== SUPPLIED DATA ==

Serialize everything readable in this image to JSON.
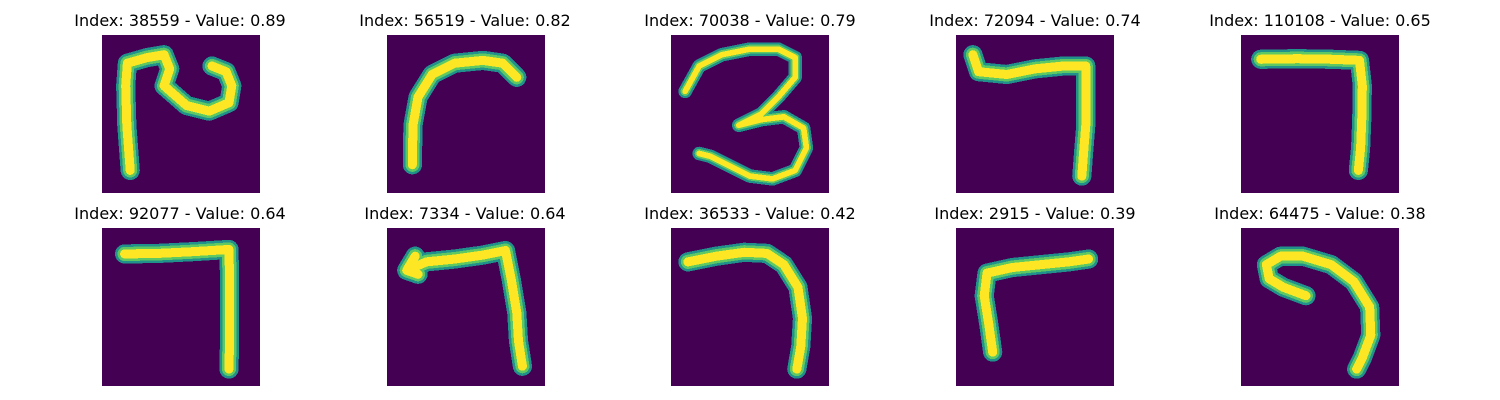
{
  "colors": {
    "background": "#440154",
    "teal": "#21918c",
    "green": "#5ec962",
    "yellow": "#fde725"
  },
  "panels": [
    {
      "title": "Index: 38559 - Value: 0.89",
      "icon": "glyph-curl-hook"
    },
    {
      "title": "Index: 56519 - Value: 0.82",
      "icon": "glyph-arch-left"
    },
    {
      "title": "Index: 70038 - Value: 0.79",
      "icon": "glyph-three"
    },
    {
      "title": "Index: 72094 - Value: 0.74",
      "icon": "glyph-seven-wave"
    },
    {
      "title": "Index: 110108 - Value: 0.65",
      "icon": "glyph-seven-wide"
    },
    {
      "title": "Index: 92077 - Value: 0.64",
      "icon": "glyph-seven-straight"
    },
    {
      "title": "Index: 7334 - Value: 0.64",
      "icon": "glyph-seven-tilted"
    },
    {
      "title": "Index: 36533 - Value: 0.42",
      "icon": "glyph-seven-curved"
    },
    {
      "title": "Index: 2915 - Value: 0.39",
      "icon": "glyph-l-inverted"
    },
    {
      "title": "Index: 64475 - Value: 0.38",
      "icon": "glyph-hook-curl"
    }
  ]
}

===
== SUPPLIED DATA ==

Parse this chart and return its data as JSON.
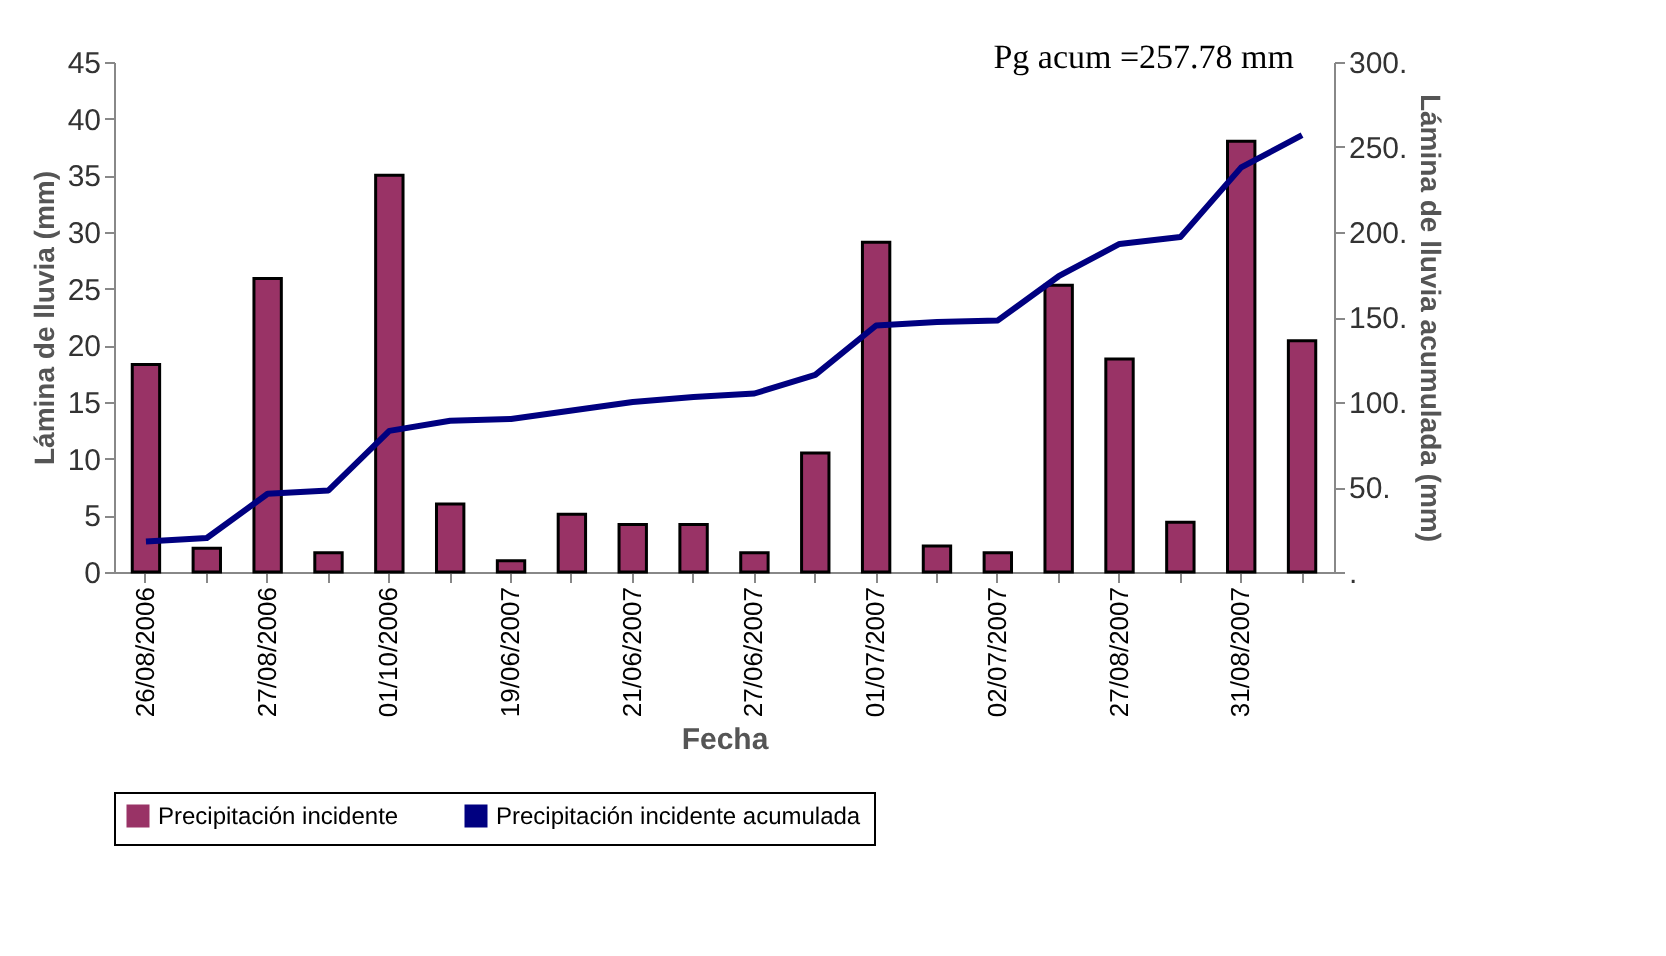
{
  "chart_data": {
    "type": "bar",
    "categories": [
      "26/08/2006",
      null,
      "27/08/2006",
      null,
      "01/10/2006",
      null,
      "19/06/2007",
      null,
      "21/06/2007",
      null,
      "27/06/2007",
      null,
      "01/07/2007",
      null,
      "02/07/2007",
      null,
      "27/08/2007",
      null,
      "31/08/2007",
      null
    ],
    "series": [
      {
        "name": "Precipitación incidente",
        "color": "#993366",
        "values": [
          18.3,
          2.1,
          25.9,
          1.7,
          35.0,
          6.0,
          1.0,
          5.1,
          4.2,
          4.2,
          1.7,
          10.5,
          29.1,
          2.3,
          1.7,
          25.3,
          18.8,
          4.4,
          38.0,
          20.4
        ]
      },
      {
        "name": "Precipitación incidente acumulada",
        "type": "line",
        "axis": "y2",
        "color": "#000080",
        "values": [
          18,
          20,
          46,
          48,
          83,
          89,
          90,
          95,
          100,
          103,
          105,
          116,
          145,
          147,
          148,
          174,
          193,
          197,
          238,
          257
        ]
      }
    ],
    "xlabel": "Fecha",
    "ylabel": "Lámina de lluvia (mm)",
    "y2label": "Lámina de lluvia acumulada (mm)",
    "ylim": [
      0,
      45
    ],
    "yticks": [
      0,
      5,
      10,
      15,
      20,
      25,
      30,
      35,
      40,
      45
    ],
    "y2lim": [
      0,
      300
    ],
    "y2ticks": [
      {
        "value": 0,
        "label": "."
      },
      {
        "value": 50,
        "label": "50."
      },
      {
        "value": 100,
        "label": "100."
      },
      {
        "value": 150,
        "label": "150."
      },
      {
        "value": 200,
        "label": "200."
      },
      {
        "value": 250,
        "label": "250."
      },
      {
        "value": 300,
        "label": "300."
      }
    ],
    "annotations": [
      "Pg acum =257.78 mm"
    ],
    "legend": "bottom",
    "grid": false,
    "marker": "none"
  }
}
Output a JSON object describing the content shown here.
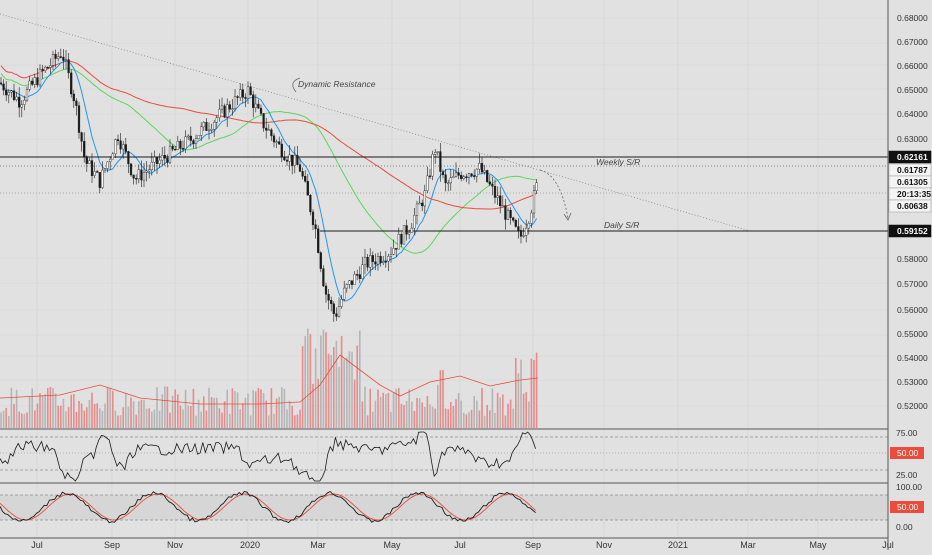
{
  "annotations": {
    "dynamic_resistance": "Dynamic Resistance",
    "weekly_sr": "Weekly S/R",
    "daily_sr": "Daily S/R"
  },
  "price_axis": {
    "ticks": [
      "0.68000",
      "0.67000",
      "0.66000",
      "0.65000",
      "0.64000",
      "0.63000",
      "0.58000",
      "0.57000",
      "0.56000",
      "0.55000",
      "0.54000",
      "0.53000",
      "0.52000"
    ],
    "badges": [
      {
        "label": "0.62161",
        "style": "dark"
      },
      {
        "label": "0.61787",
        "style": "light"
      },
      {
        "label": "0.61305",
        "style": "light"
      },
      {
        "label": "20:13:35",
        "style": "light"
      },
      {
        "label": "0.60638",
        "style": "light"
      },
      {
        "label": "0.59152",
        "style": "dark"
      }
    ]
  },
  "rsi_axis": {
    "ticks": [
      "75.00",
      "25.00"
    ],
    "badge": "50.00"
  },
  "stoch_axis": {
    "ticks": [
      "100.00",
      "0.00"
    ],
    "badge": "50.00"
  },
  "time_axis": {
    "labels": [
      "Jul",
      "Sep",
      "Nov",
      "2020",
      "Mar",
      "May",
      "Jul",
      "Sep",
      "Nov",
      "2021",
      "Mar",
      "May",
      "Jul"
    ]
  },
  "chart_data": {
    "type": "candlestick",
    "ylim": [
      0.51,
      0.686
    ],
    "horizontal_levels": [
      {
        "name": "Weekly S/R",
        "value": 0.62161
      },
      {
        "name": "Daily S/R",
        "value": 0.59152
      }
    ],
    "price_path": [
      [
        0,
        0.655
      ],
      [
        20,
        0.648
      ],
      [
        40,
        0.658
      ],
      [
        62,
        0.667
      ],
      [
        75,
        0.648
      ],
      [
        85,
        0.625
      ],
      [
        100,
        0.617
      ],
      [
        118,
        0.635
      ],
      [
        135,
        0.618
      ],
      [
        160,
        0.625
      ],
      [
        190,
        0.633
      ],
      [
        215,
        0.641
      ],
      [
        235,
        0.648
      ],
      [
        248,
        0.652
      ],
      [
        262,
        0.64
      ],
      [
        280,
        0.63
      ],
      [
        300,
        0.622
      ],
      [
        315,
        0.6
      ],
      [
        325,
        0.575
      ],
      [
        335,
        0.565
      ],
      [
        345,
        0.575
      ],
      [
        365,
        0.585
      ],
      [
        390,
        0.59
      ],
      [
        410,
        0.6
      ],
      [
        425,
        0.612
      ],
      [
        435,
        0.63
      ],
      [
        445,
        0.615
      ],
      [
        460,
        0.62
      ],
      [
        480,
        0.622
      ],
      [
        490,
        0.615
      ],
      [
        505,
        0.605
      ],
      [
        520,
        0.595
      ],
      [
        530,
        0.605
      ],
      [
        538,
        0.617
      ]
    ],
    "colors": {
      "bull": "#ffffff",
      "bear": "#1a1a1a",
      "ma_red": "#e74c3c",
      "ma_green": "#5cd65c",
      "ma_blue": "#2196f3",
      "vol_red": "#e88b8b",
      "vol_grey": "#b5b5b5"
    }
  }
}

===

**DIRECTION:** Check each line above for the word "glyph", and copy the lines where it appears.

**SOLUTION TO THIS EXERCISE:**
      "icon": "glyph-curl-hook"
      "icon": "glyph-arch-left"
      "icon": "glyph-three"
      "icon": "glyph-seven-wave"
      "icon": "glyph-seven-wide"
      "icon": "glyph-seven-straight"
      "icon": "glyph-seven-tilted"
      "icon": "glyph-seven-curved"
      "icon": "glyph-l-inverted"
      "icon": "glyph-hook-curl"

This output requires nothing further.